TEXT SEGMENT:
Prepare BigBlueButton and credentials

Use a production BigBlueButton endpoint with a trusted TLS certificate. Keep the API shared secret or LTI secret on the server side: it is equivalent to an application credential and must never be placed in browser code, a public repository or a screenshot.

  1. 1

    Confirm the BigBlueButton server is healthy and that its public hostname resolves correctly.

  2. 2

    Retrieve the API URL and shared secret with sudo bbb-conf --secret, or create a dedicated LTI key and secret where the integration uses LTI.

  3. 3

    Record the platform version, connector version, owner and rollback point before making the change.

Run on the BigBlueButton server
sudo bbb-conf --secret
# On the Greenlight host, use the current official gl-install command:
# gl-install.sh -s rooms.example.org -e admin@example.org -b bbb.example.org:SECRET

03

Configure Greenlight isolated

Make the first connection in a staging course, workspace or tenant. Use a dedicated test teacher and test learner so role mapping can be observed rather than inferred from an administrator account.

  1. 1

    Retrieve the target API endpoint and secret, then run the official gl-install script with -s, -e and -b.

  2. 2

    Create the initial administrator using the rake task inside greenlight-v3.

REQUIRED ACTION:
Rewrite the stretch of the BigBlueButton setup text from "Record the platform" through "an administrator account.", replacing "staging" with "sandbox".

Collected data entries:
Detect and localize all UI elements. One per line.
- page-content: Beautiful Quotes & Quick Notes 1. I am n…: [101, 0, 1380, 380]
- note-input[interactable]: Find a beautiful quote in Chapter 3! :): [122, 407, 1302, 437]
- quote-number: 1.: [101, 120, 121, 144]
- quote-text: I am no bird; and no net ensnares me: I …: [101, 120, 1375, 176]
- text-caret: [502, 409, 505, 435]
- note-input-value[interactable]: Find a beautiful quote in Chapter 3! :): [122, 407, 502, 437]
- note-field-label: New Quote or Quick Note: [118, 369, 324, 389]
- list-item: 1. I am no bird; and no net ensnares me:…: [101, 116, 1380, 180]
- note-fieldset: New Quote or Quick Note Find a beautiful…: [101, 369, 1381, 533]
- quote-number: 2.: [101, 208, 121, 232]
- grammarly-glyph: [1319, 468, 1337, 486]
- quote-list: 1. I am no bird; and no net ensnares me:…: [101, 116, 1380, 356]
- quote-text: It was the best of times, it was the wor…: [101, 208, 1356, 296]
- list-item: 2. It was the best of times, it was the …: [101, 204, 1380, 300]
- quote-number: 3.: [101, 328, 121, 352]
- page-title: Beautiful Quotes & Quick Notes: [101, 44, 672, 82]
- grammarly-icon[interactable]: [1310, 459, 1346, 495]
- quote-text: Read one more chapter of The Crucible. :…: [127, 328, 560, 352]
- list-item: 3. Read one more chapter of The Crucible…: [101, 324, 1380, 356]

EXERCISE OUTPUT:
Record the platform version, connector version, owner and rollback point before making the change.

Run on the BigBlueButton server
sudo bbb-conf --secret
# On the Greenlight host, use the current official gl-install command:
# gl-install.sh -s rooms.example.org -e admin@example.org -b bbb.example.org:SECRET

03

Configure Greenlight isolated

Make the first connection in a sandbox course, workspace or tenant. Use a dedicated test teacher and test learner so role mapping can be observed rather than inferred from an administrator account.